- **PROMPT**
Find how many lines in the material hold the word "JSON", then state that number and nothing more.
## START PROVIDED RECORDS
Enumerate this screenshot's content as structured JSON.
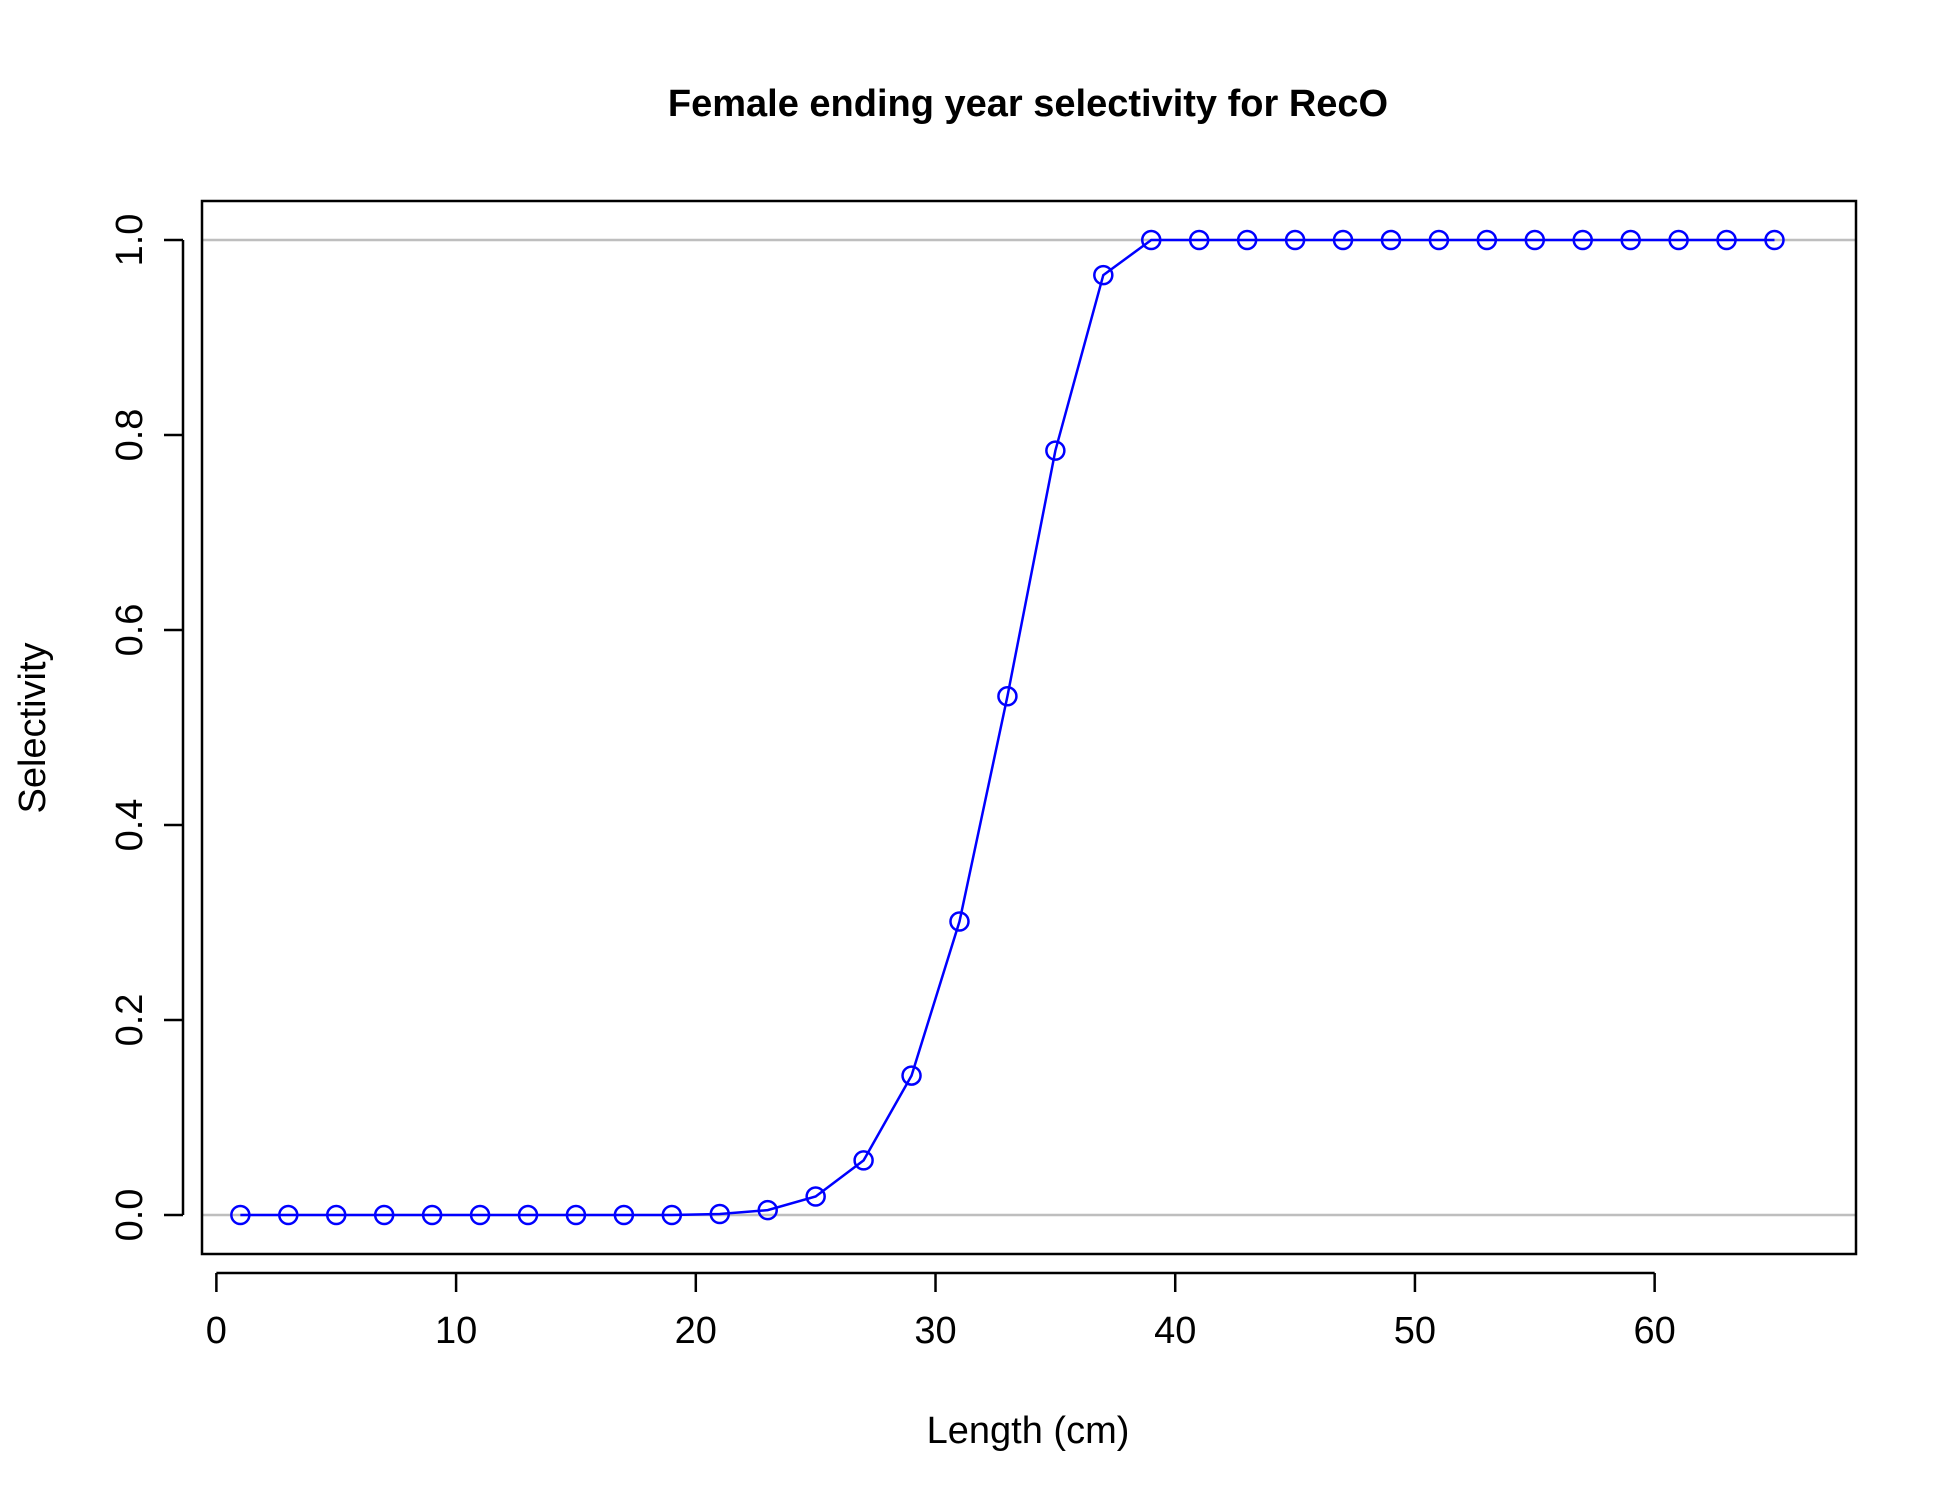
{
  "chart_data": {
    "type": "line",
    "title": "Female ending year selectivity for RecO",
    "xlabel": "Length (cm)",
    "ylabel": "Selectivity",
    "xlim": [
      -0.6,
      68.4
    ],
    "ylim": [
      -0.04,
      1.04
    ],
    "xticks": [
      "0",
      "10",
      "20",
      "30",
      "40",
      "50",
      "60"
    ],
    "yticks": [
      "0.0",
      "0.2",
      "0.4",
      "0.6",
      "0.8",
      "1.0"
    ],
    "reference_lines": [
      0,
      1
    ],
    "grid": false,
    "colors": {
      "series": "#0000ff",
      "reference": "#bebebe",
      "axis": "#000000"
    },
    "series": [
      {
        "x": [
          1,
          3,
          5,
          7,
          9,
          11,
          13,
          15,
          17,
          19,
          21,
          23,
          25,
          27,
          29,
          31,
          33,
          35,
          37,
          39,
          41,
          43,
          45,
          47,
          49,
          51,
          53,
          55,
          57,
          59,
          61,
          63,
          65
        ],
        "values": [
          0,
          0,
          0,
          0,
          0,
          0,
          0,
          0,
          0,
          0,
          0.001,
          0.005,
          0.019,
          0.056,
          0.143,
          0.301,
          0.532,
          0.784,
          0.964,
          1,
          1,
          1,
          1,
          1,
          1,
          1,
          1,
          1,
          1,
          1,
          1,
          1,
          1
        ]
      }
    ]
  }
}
## END PROVIDED RECORDS
## START PROVIDED RECORDS
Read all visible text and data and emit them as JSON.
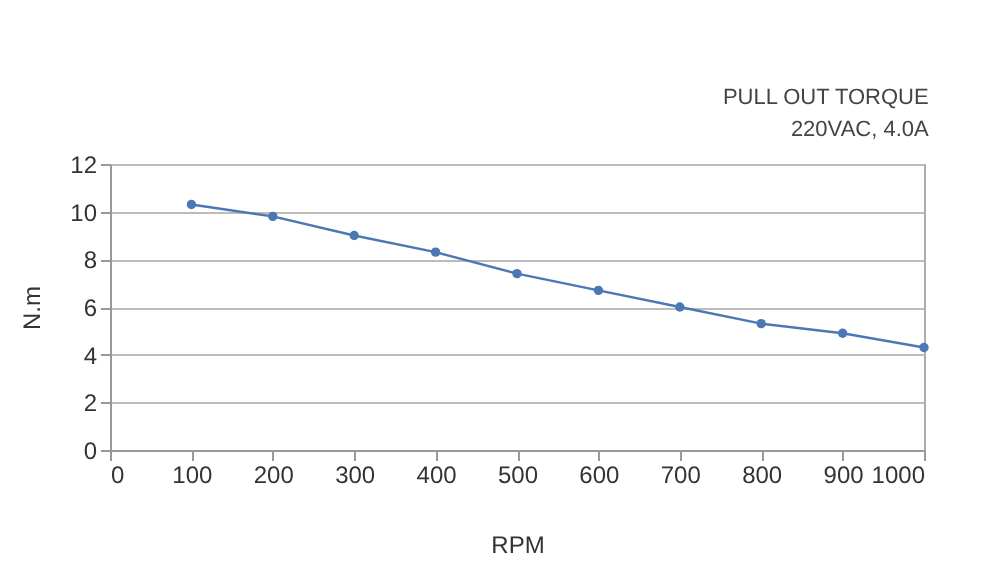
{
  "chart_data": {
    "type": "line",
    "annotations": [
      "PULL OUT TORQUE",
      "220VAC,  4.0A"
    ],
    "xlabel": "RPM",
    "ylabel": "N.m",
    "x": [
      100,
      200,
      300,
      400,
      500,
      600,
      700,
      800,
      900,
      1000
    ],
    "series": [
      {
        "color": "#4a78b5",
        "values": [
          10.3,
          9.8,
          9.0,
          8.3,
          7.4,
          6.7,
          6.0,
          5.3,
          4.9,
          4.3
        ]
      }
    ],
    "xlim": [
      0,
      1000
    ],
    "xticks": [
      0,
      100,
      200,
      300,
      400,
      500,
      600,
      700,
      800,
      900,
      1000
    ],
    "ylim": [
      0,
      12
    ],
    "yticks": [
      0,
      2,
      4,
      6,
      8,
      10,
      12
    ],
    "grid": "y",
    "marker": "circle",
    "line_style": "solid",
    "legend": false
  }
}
## END PROVIDED RECORDS
- **RESULT OF THE TASK**
2